## Problem requirements
Set down the whole listing verbatim.

## Data entries
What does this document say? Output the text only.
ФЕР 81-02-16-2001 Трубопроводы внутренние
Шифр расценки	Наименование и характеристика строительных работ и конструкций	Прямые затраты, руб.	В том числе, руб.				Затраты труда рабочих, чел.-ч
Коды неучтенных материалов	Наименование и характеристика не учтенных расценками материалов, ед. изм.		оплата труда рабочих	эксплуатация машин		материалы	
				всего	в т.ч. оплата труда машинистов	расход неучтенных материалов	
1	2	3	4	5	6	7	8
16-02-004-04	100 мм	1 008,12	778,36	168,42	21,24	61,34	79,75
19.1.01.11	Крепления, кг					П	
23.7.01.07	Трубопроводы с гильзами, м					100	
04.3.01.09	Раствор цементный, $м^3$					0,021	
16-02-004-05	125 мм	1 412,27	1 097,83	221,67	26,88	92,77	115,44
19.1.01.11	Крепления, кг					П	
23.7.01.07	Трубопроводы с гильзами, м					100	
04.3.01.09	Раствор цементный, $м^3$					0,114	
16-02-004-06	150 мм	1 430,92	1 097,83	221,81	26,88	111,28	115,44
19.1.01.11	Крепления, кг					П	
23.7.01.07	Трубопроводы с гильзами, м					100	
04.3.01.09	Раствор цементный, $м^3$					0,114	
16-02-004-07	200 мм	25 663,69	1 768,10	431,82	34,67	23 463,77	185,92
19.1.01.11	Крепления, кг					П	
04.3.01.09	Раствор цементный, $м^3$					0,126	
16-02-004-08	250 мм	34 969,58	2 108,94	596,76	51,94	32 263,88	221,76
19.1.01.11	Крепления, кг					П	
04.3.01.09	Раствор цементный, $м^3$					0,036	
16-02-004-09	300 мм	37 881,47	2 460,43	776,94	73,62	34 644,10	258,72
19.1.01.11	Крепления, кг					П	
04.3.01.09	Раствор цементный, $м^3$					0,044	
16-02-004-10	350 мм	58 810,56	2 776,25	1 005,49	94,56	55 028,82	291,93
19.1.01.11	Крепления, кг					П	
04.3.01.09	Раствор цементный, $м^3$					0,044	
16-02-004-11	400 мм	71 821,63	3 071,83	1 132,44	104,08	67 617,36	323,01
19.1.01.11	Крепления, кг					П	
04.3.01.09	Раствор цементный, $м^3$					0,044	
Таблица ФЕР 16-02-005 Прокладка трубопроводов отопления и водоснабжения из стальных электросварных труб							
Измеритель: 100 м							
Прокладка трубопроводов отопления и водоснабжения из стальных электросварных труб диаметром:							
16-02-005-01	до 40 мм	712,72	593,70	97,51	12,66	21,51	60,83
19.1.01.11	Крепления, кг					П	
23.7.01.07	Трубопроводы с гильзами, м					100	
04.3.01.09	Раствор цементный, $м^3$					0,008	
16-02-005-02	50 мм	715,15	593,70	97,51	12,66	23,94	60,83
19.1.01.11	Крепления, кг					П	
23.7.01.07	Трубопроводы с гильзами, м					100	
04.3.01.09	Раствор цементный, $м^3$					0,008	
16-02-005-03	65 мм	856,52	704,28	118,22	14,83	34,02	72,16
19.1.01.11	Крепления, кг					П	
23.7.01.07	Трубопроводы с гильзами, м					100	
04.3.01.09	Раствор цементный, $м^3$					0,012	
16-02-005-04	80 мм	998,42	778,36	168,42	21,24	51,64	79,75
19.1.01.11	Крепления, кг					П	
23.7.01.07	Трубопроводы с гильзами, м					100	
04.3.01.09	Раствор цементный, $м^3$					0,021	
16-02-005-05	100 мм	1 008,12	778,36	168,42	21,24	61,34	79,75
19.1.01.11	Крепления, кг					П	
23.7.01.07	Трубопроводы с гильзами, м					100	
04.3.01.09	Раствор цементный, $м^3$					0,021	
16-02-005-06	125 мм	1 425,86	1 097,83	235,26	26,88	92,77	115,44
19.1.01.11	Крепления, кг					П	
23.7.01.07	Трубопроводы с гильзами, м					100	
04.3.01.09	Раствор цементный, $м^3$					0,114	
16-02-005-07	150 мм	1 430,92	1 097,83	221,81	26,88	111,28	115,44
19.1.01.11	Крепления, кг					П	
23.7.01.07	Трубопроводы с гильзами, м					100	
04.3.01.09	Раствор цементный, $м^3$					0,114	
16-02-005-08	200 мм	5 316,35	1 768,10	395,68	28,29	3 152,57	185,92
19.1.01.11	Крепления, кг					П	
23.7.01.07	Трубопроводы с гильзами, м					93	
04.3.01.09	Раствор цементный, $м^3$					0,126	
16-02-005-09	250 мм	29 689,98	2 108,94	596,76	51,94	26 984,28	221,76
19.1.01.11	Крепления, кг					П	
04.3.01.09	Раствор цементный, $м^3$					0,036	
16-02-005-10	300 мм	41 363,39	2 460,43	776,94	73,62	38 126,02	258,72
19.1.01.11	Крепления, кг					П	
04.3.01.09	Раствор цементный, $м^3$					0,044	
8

## Expected answer
What does this document say? Output the text only.
ФЕР 81-02-16-2001 Трубопроводы внутренние
Шифр расценки	Наименование и характеристика строительных работ и конструкций	Прямые затраты, руб.	В том числе, руб.				Затраты труда рабочих, чел.-ч
Коды неучтенных материалов	Наименование и характеристика не учтенных расценками материалов, ед. изм.		оплата труда рабочих	эксплуатация машин		материалы	
				всего	в т.ч. оплата труда машинистов	расход неучтенных материалов	
1	2	3	4	5	6	7	8
16-02-004-04	100 мм	1 008,12	778,36	168,42	21,24	61,34	79,75
19.1.01.11	Крепления, кг					П	
23.7.01.07	Трубопроводы с гильзами, м					100	
04.3.01.09	Раствор цементный, $м^3$					0,021	
16-02-004-05	125 мм	1 412,27	1 097,83	221,67	26,88	92,77	115,44
19.1.01.11	Крепления, кг					П	
23.7.01.07	Трубопроводы с гильзами, м					100	
04.3.01.09	Раствор цементный, $м^3$					0,114	
16-02-004-06	150 мм	1 430,92	1 097,83	221,81	26,88	111,28	115,44
19.1.01.11	Крепления, кг					П	
23.7.01.07	Трубопроводы с гильзами, м					100	
04.3.01.09	Раствор цементный, $м^3$					0,114	
16-02-004-07	200 мм	25 663,69	1 768,10	431,82	34,67	23 463,77	185,92
19.1.01.11	Крепления, кг					П	
04.3.01.09	Раствор цементный, $м^3$					0,126	
16-02-004-08	250 мм	34 969,58	2 108,94	596,76	51,94	32 263,88	221,76
19.1.01.11	Крепления, кг					П	
04.3.01.09	Раствор цементный, $м^3$					0,036	
16-02-004-09	300 мм	37 881,47	2 460,43	776,94	73,62	34 644,10	258,72
19.1.01.11	Крепления, кг					П	
04.3.01.09	Раствор цементный, $м^3$					0,044	
16-02-004-10	350 мм	58 810,56	2 776,25	1 005,49	94,56	55 028,82	291,93
19.1.01.11	Крепления, кг					П	
04.3.01.09	Раствор цементный, $м^3$					0,044	
16-02-004-11	400 мм	71 821,63	3 071,83	1 132,44	104,08	67 617,36	323,01
19.1.01.11	Крепления, кг					П	
04.3.01.09	Раствор цементный, $м^3$					0,044	
Таблица ФЕР 16-02-005 Прокладка трубопроводов отопления и водоснабжения из стальных электросварных труб							
Измеритель: 100 м							
Прокладка трубопроводов отопления и водоснабжения из стальных электросварных труб диаметром:							
16-02-005-01	до 40 мм	712,72	593,70	97,51	12,66	21,51	60,83
19.1.01.11	Крепления, кг					П	
23.7.01.07	Трубопроводы с гильзами, м					100	
04.3.01.09	Раствор цементный, $м^3$					0,008	
16-02-005-02	50 мм	715,15	593,70	97,51	12,66	23,94	60,83
19.1.01.11	Крепления, кг					П	
23.7.01.07	Трубопроводы с гильзами, м					100	
04.3.01.09	Раствор цементный, $м^3$					0,008	
16-02-005-03	65 мм	856,52	704,28	118,22	14,83	34,02	72,16
19.1.01.11	Крепления, кг					П	
23.7.01.07	Трубопроводы с гильзами, м					100	
04.3.01.09	Раствор цементный, $м^3$					0,012	
16-02-005-04	80 мм	998,42	778,36	168,42	21,24	51,64	79,75
19.1.01.11	Крепления, кг					П	
23.7.01.07	Трубопроводы с гильзами, м					100	
04.3.01.09	Раствор цементный, $м^3$					0,021	
16-02-005-05	100 мм	1 008,12	778,36	168,42	21,24	61,34	79,75
19.1.01.11	Крепления, кг					П	
23.7.01.07	Трубопроводы с гильзами, м					100	
04.3.01.09	Раствор цементный, $м^3$					0,021	
16-02-005-06	125 мм	1 425,86	1 097,83	235,26	26,88	92,77	115,44
19.1.01.11	Крепления, кг					П	
23.7.01.07	Трубопроводы с гильзами, м					100	
04.3.01.09	Раствор цементный, $м^3$					0,114	
16-02-005-07	150 мм	1 430,92	1 097,83	221,81	26,88	111,28	115,44
19.1.01.11	Крепления, кг					П	
23.7.01.07	Трубопроводы с гильзами, м					100	
04.3.01.09	Раствор цементный, $м^3$					0,114	
16-02-005-08	200 мм	5 316,35	1 768,10	395,68	28,29	3 152,57	185,92
19.1.01.11	Крепления, кг					П	
23.7.01.07	Трубопроводы с гильзами, м					93	
04.3.01.09	Раствор цементный, $м^3$					0,126	
16-02-005-09	250 мм	29 689,98	2 108,94	596,76	51,94	26 984,28	221,76
19.1.01.11	Крепления, кг					П	
04.3.01.09	Раствор цементный, $м^3$					0,036	
16-02-005-10	300 мм	41 363,39	2 460,43	776,94	73,62	38 126,02	258,72
19.1.01.11	Крепления, кг					П	
04.3.01.09	Раствор цементный, $м^3$					0,044	
8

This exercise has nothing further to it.